[Entries from a visual dataset]
--------------------------------------------------

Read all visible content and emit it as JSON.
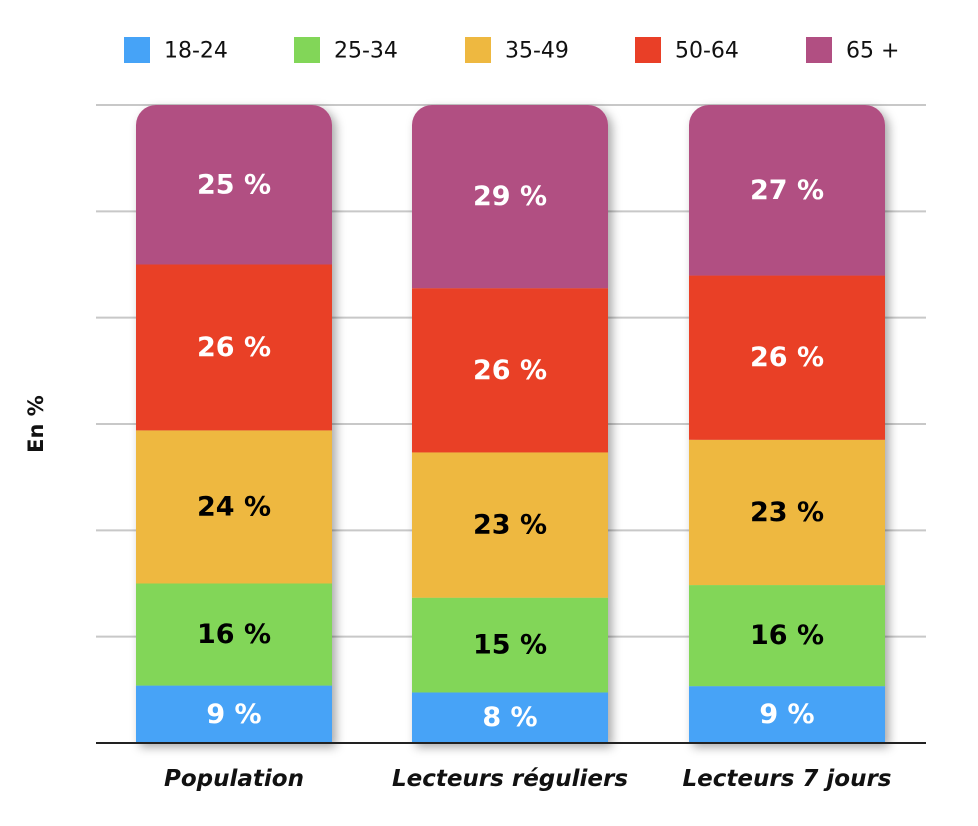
{
  "chart_data": {
    "type": "bar",
    "stacked": true,
    "normalized_percent": true,
    "ylabel": "En %",
    "ylim": [
      0,
      100
    ],
    "grid": true,
    "legend_position": "top",
    "categories": [
      "Population",
      "Lecteurs réguliers",
      "Lecteurs 7 jours"
    ],
    "series": [
      {
        "name": "18-24",
        "color": "#46a3f7",
        "label_color": "#ffffff",
        "values": [
          9,
          8,
          9
        ],
        "labels": [
          "9 %",
          "8 %",
          "9 %"
        ]
      },
      {
        "name": "25-34",
        "color": "#82d658",
        "label_color": "#000000",
        "values": [
          16,
          15,
          16
        ],
        "labels": [
          "16 %",
          "15 %",
          "16 %"
        ]
      },
      {
        "name": "35-49",
        "color": "#eeb840",
        "label_color": "#000000",
        "values": [
          24,
          23,
          23
        ],
        "labels": [
          "24 %",
          "23 %",
          "23 %"
        ]
      },
      {
        "name": "50-64",
        "color": "#e93f27",
        "label_color": "#ffffff",
        "values": [
          26,
          26,
          26
        ],
        "labels": [
          "26 %",
          "26 %",
          "26 %"
        ]
      },
      {
        "name": "65 +",
        "color": "#b14f82",
        "label_color": "#ffffff",
        "values": [
          25,
          29,
          27
        ],
        "labels": [
          "25 %",
          "29 %",
          "27 %"
        ]
      }
    ]
  }
}
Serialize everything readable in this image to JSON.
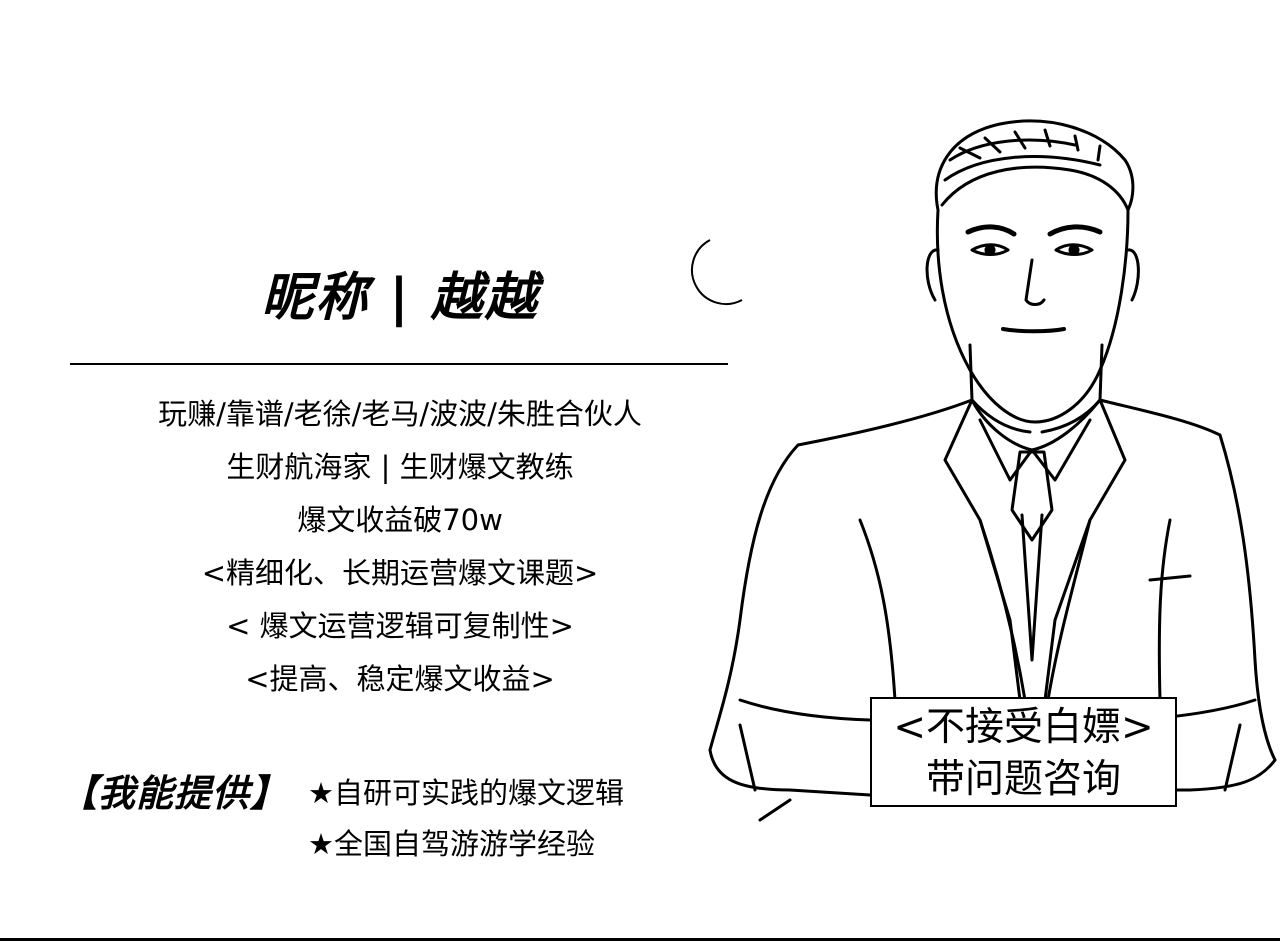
{
  "profile": {
    "nickname_title": "昵称 | 越越",
    "intro_lines": [
      "玩赚/靠谱/老徐/老马/波波/朱胜合伙人",
      "生财航海家 | 生财爆文教练",
      "爆文收益破70w",
      "<精细化、长期运营爆文课题>",
      "< 爆文运营逻辑可复制性>",
      "<提高、稳定爆文收益>"
    ]
  },
  "offer": {
    "label": "【我能提供】",
    "items": [
      "★自研可实践的爆文逻辑",
      "★全国自驾游游学经验"
    ]
  },
  "badge": {
    "line1": "<不接受白嫖>",
    "line2": "带问题咨询"
  },
  "icons": {
    "portrait": "man-in-suit-sketch",
    "decoration": "crescent-moon"
  }
}
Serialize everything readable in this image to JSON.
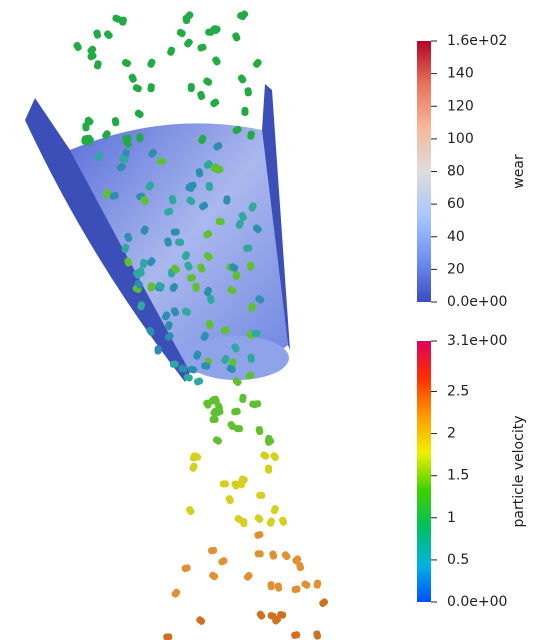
{
  "colorbars": [
    {
      "title": "wear",
      "range": [
        0,
        160
      ],
      "ticks": [
        {
          "value": 160,
          "label": "1.6e+02"
        },
        140,
        120,
        100,
        80,
        60,
        40,
        20,
        {
          "value": 0,
          "label": "0.0e+00"
        }
      ],
      "colors": [
        "#3b4cc0",
        "#6f92f3",
        "#aac7fd",
        "#dddddd",
        "#f7b89c",
        "#e7745b",
        "#b40426"
      ]
    },
    {
      "title": "particle velocity",
      "range": [
        0,
        3.1
      ],
      "ticks": [
        {
          "value": 3.1,
          "label": "3.1e+00"
        },
        2.5,
        2,
        1.5,
        1,
        0.5,
        {
          "value": 0,
          "label": "0.0e+00"
        }
      ],
      "colors": [
        "#0050ff",
        "#00b4e0",
        "#00c060",
        "#40d000",
        "#f0f000",
        "#ff9a00",
        "#ff3000",
        "#e0005a"
      ]
    }
  ]
}
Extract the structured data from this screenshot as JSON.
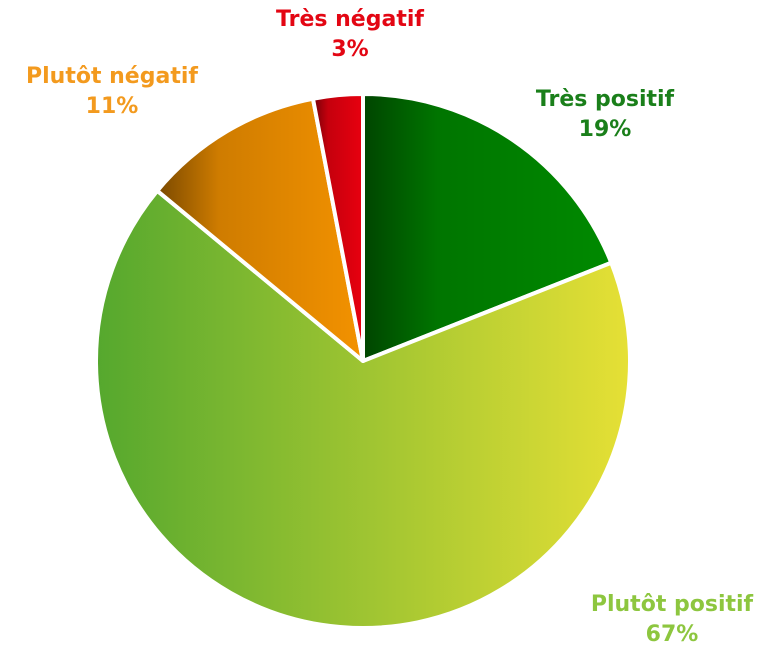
{
  "chart_data": {
    "type": "pie",
    "categories": [
      "Très positif",
      "Plutôt positif",
      "Plutôt négatif",
      "Très négatif"
    ],
    "values": [
      19,
      67,
      11,
      3
    ],
    "value_labels": [
      "19%",
      "67%",
      "11%",
      "3%"
    ],
    "colors": [
      "#008a00",
      "#b8cc34",
      "#f39200",
      "#e8000f"
    ],
    "label_colors": [
      "#1a7f1a",
      "#8dc63f",
      "#f39a1e",
      "#e30613"
    ]
  }
}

--------------------------------------------------

Show the lines of the records that include the string "Lecteurs".

SOLUTION TO THIS PROBLEM:
      "Lecteurs réguliers",
      "Lecteurs 7 jours"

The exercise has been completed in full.